[start]

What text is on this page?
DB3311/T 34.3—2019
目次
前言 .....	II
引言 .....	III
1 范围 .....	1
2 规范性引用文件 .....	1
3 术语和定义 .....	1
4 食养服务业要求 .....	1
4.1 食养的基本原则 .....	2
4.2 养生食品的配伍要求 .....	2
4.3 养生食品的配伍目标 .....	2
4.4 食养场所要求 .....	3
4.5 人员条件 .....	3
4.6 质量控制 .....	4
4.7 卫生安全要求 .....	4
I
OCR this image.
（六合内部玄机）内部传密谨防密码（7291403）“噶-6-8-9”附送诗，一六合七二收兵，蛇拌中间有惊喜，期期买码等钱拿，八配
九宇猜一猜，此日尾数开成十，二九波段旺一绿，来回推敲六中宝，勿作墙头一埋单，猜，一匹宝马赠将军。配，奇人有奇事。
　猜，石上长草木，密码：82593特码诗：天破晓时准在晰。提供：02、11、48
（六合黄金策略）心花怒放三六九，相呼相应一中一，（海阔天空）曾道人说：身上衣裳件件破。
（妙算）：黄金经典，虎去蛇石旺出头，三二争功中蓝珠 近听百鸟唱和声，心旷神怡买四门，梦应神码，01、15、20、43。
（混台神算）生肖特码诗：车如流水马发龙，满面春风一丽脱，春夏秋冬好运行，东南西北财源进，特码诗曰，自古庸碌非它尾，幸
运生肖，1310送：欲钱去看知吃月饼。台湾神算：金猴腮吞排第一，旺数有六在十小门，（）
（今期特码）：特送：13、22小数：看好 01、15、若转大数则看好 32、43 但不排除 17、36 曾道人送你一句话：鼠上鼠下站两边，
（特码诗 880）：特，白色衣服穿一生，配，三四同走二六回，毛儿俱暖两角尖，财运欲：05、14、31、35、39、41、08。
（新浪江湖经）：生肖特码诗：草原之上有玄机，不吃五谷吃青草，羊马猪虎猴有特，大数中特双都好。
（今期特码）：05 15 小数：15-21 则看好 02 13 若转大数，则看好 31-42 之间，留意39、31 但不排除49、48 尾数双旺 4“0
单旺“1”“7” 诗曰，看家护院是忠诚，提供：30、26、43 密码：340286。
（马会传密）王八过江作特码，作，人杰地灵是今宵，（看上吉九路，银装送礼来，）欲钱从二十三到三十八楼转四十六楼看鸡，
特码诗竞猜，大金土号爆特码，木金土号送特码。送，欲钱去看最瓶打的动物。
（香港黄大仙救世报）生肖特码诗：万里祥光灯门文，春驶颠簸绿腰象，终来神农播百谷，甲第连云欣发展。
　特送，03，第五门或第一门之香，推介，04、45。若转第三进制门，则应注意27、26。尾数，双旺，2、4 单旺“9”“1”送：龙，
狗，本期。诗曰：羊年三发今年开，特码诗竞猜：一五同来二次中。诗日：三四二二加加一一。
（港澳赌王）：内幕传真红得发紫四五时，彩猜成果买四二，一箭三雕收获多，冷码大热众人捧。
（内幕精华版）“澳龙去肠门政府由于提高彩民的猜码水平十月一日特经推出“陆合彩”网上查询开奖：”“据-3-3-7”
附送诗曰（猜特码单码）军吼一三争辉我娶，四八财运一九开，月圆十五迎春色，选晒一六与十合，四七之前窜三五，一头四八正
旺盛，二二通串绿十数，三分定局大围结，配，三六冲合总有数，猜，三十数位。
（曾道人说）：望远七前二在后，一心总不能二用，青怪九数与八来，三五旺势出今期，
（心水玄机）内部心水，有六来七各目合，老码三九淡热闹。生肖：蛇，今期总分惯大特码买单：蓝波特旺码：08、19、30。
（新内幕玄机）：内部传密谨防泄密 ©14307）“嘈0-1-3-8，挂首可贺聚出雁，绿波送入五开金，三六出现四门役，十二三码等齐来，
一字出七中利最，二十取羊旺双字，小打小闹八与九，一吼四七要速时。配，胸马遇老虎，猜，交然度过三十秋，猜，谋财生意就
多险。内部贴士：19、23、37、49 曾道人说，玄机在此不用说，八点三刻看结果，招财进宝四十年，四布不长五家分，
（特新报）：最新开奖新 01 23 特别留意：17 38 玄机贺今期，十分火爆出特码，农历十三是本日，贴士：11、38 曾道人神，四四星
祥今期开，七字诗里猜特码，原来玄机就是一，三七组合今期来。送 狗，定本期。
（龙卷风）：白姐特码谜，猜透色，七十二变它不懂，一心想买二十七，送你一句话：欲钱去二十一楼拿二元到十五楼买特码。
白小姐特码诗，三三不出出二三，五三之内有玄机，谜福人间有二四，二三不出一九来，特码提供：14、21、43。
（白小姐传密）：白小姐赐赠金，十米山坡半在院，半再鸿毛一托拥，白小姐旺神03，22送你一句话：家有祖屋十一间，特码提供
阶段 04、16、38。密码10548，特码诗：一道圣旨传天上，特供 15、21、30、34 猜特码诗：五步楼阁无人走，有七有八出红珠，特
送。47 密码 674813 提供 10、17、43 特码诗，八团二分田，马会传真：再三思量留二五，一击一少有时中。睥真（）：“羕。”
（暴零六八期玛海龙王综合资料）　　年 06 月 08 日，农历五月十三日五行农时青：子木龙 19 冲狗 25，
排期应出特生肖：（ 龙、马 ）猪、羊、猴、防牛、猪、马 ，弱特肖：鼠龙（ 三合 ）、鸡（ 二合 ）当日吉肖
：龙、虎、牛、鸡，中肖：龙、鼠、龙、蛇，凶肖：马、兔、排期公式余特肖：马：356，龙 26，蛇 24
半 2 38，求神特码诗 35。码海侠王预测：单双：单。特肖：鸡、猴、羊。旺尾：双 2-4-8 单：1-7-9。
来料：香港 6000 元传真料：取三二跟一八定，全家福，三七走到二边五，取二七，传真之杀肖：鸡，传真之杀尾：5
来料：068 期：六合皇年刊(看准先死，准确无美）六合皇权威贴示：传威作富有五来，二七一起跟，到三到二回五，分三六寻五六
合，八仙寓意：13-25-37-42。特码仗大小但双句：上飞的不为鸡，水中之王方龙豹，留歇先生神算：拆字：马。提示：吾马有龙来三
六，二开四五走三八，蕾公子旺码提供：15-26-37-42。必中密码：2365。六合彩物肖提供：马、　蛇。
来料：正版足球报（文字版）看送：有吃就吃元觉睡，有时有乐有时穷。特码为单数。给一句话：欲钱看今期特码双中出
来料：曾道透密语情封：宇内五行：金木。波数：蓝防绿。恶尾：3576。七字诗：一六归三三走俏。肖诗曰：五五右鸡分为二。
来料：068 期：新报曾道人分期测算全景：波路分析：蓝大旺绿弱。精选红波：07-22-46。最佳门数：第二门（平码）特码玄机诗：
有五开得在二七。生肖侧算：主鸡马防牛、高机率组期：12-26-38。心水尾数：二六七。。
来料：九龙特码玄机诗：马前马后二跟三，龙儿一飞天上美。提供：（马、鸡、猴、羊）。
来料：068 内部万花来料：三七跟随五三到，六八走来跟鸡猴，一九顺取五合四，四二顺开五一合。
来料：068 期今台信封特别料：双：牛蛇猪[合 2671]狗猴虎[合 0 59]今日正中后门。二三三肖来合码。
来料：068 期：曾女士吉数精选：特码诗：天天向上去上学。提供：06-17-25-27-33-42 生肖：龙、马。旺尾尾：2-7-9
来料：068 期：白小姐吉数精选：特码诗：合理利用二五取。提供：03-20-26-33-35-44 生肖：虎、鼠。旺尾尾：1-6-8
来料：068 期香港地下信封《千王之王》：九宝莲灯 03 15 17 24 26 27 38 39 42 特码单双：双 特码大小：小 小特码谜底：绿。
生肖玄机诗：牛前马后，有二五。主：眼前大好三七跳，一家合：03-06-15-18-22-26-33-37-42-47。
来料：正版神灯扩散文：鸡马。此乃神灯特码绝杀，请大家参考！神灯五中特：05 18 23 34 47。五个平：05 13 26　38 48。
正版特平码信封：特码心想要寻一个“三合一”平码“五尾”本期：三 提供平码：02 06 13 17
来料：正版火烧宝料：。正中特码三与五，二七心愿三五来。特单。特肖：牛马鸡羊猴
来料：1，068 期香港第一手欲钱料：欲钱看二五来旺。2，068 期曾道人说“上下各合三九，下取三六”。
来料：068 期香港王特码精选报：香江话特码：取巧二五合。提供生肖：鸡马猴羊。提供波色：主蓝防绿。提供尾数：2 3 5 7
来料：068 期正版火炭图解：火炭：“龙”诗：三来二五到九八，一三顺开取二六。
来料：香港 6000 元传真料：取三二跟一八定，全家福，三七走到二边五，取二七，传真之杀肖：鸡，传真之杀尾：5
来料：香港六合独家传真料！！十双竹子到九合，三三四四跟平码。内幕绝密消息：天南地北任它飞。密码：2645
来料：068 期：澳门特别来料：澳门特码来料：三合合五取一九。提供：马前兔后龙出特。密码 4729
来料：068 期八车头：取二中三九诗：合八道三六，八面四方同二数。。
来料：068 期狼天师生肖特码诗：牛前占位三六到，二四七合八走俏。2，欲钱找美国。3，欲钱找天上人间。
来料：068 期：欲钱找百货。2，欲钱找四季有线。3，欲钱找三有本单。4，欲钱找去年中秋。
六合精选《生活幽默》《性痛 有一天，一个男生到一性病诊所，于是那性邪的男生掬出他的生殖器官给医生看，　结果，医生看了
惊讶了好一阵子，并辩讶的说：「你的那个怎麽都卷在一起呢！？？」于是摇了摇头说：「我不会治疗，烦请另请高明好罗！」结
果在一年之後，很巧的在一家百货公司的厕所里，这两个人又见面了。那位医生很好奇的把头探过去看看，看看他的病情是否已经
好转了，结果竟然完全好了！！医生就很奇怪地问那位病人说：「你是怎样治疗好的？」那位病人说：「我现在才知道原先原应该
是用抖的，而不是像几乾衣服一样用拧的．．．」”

[end]

_SHORT TASK_: Count the lines of the material that include the word "特码诗竞猜", then state only the total.

_ANSWER IN FULL_: 2